# Start of Supplied records
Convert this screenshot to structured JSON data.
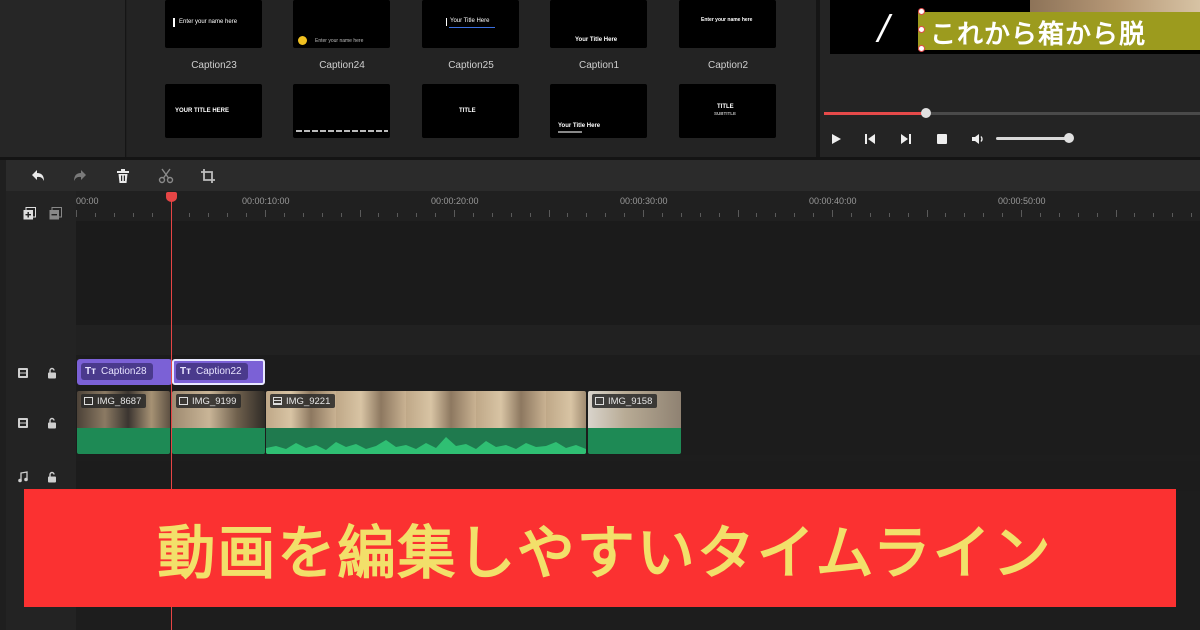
{
  "templates": [
    {
      "label": "Caption23",
      "thumb_text": "Enter your name here"
    },
    {
      "label": "Caption24",
      "thumb_text": "Enter your name here"
    },
    {
      "label": "Caption25",
      "thumb_text": "Your Title Here"
    },
    {
      "label": "Caption1",
      "thumb_text": "Your Title Here"
    },
    {
      "label": "Caption2",
      "thumb_text": "Enter your name here"
    },
    {
      "label": "",
      "thumb_text": "YOUR TITLE HERE"
    },
    {
      "label": "",
      "thumb_text": ""
    },
    {
      "label": "",
      "thumb_text": "TITLE"
    },
    {
      "label": "",
      "thumb_text": "Your Title Here"
    },
    {
      "label": "",
      "thumb_text": "TITLE",
      "thumb_subtext": "SUBTITLE"
    }
  ],
  "preview": {
    "caption_text": "これから箱から脱",
    "progress": 0.27,
    "volume": 0.95
  },
  "ruler": {
    "labels": [
      "00:00",
      "00:00:10:00",
      "00:00:20:00",
      "00:00:30:00",
      "00:00:40:00",
      "00:00:50:00"
    ]
  },
  "playhead_time_sec": 5,
  "text_clips": [
    {
      "label": "Caption28",
      "selected": false
    },
    {
      "label": "Caption22",
      "selected": true
    }
  ],
  "video_clips": [
    {
      "label": "IMG_8687",
      "type": "image"
    },
    {
      "label": "IMG_9199",
      "type": "image"
    },
    {
      "label": "IMG_9221",
      "type": "video"
    },
    {
      "label": "IMG_9158",
      "type": "image"
    }
  ],
  "banner": {
    "text": "動画を編集しやすいタイムライン",
    "background": "#fb3131",
    "text_color": "#f2e06a"
  },
  "colors": {
    "accent": "#e64545",
    "caption_clip": "#7b61d6",
    "audio_wave": "#1e8a55"
  }
}
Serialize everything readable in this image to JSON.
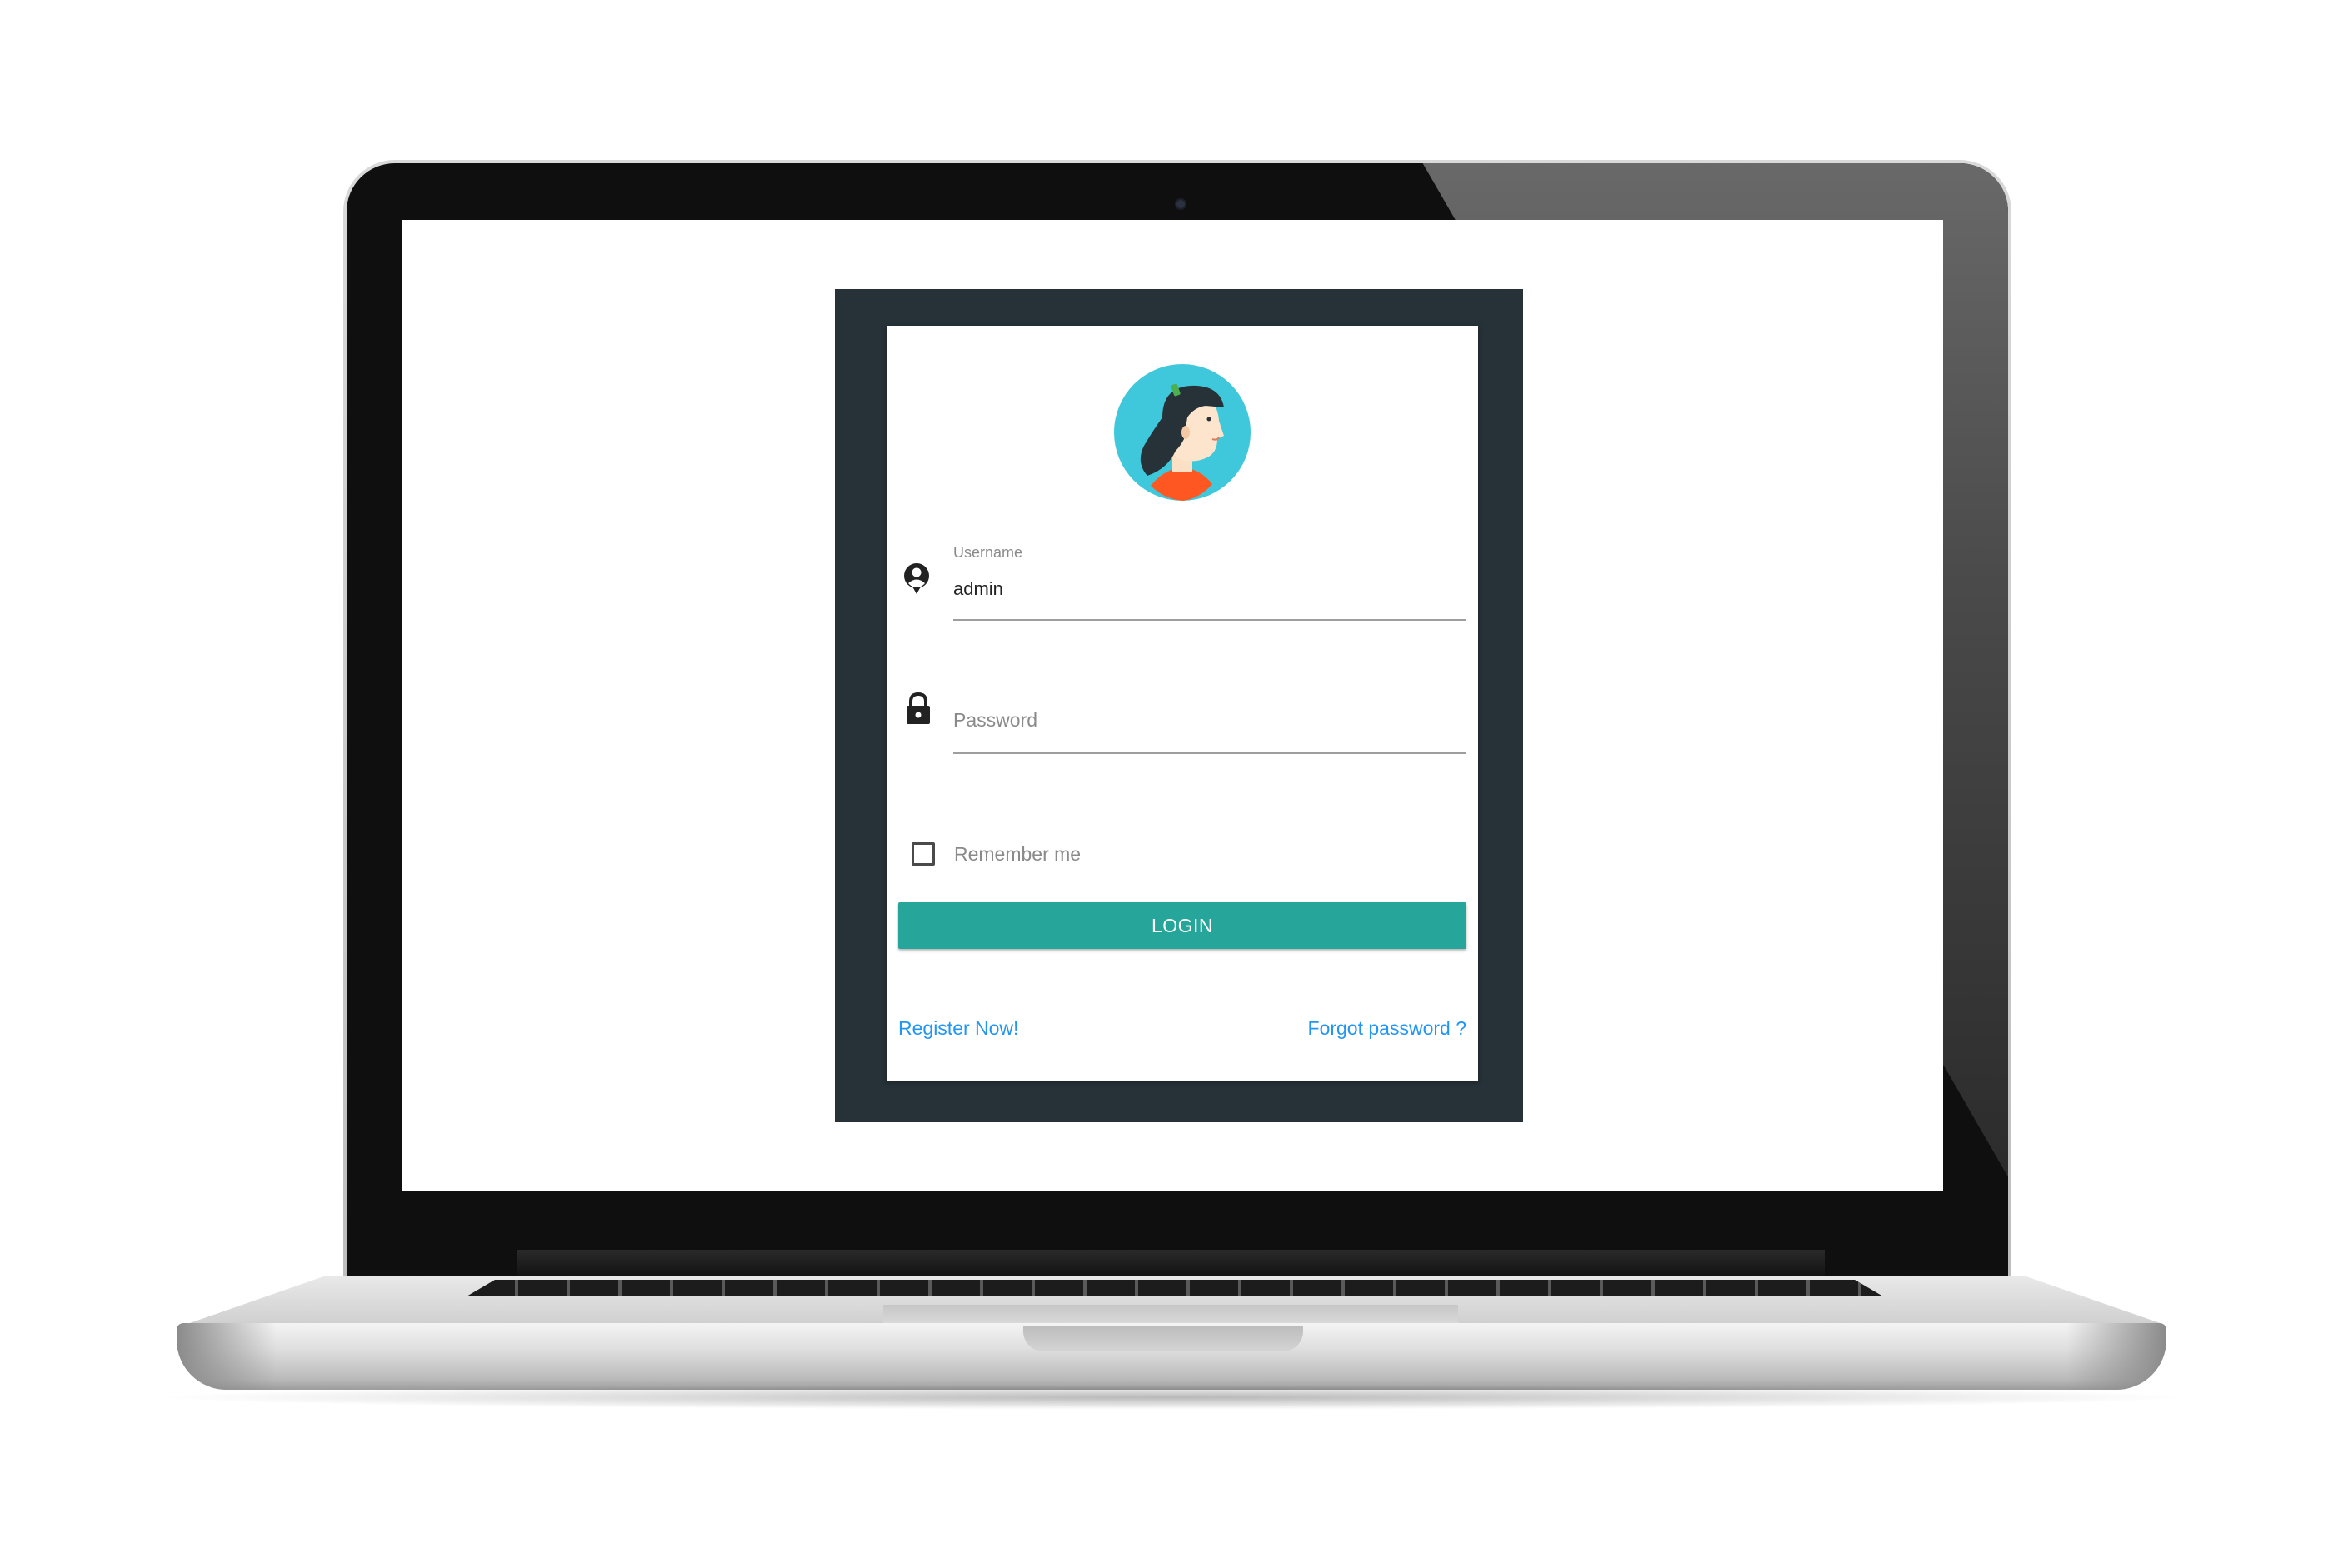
{
  "login_form": {
    "username_label": "Username",
    "username_value": "admin",
    "password_placeholder": "Password",
    "remember_me_label": "Remember me",
    "remember_me_checked": false,
    "login_button": "LOGIN",
    "register_link": "Register Now!",
    "forgot_password_link": "Forgot password ?"
  },
  "icons": {
    "avatar": "woman-avatar-icon",
    "username": "account-icon",
    "password": "lock-icon",
    "remember": "checkbox-icon"
  },
  "colors": {
    "frame_background": "#263238",
    "button": "#26a69a",
    "link": "#2196f3",
    "avatar_background": "#3fc7dc"
  }
}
# End of Supplied records
| The task |
Retype every record above exactly as written, but leave out the pictures.

| The result |
Convert this screenshot to structured JSON data.
{
  "templates": [
    {
      "label": "Caption23",
      "thumb_text": "Enter your name here"
    },
    {
      "label": "Caption24",
      "thumb_text": "Enter your name here"
    },
    {
      "label": "Caption25",
      "thumb_text": "Your Title Here"
    },
    {
      "label": "Caption1",
      "thumb_text": "Your Title Here"
    },
    {
      "label": "Caption2",
      "thumb_text": "Enter your name here"
    },
    {
      "label": "",
      "thumb_text": "YOUR TITLE HERE"
    },
    {
      "label": "",
      "thumb_text": ""
    },
    {
      "label": "",
      "thumb_text": "TITLE"
    },
    {
      "label": "",
      "thumb_text": "Your Title Here"
    },
    {
      "label": "",
      "thumb_text": "TITLE",
      "thumb_subtext": "SUBTITLE"
    }
  ],
  "preview": {
    "caption_text": "これから箱から脱",
    "progress": 0.27,
    "volume": 0.95
  },
  "ruler": {
    "labels": [
      "00:00",
      "00:00:10:00",
      "00:00:20:00",
      "00:00:30:00",
      "00:00:40:00",
      "00:00:50:00"
    ]
  },
  "playhead_time_sec": 5,
  "text_clips": [
    {
      "label": "Caption28",
      "selected": false
    },
    {
      "label": "Caption22",
      "selected": true
    }
  ],
  "video_clips": [
    {
      "label": "IMG_8687",
      "type": "image"
    },
    {
      "label": "IMG_9199",
      "type": "image"
    },
    {
      "label": "IMG_9221",
      "type": "video"
    },
    {
      "label": "IMG_9158",
      "type": "image"
    }
  ],
  "banner": {
    "text": "動画を編集しやすいタイムライン",
    "background": "#fb3131",
    "text_color": "#f2e06a"
  },
  "colors": {
    "accent": "#e64545",
    "caption_clip": "#7b61d6",
    "audio_wave": "#1e8a55"
  }
}
Serialize everything readable in this image to JSON.
{
  "login_form": {
    "username_label": "Username",
    "username_value": "admin",
    "password_placeholder": "Password",
    "remember_me_label": "Remember me",
    "remember_me_checked": false,
    "login_button": "LOGIN",
    "register_link": "Register Now!",
    "forgot_password_link": "Forgot password ?"
  },
  "icons": {
    "avatar": "woman-avatar-icon",
    "username": "account-icon",
    "password": "lock-icon",
    "remember": "checkbox-icon"
  },
  "colors": {
    "frame_background": "#263238",
    "button": "#26a69a",
    "link": "#2196f3",
    "avatar_background": "#3fc7dc"
  }
}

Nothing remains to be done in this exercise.